Exercise instructions — Don't copy the pictures; return every other part of the records exactly.

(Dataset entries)

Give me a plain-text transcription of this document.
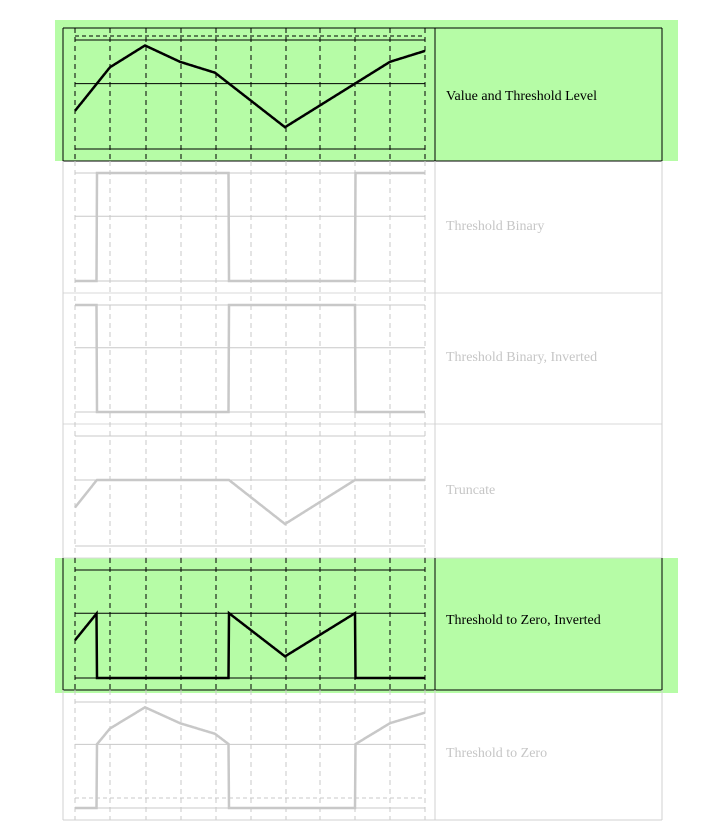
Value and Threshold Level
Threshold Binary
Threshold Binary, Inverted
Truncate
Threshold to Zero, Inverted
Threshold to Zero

Written response —
Give me a plain-text transcription of this document.
Value and Threshold Level
Threshold Binary
Threshold Binary, Inverted
Truncate
Threshold to Zero, Inverted
Threshold to Zero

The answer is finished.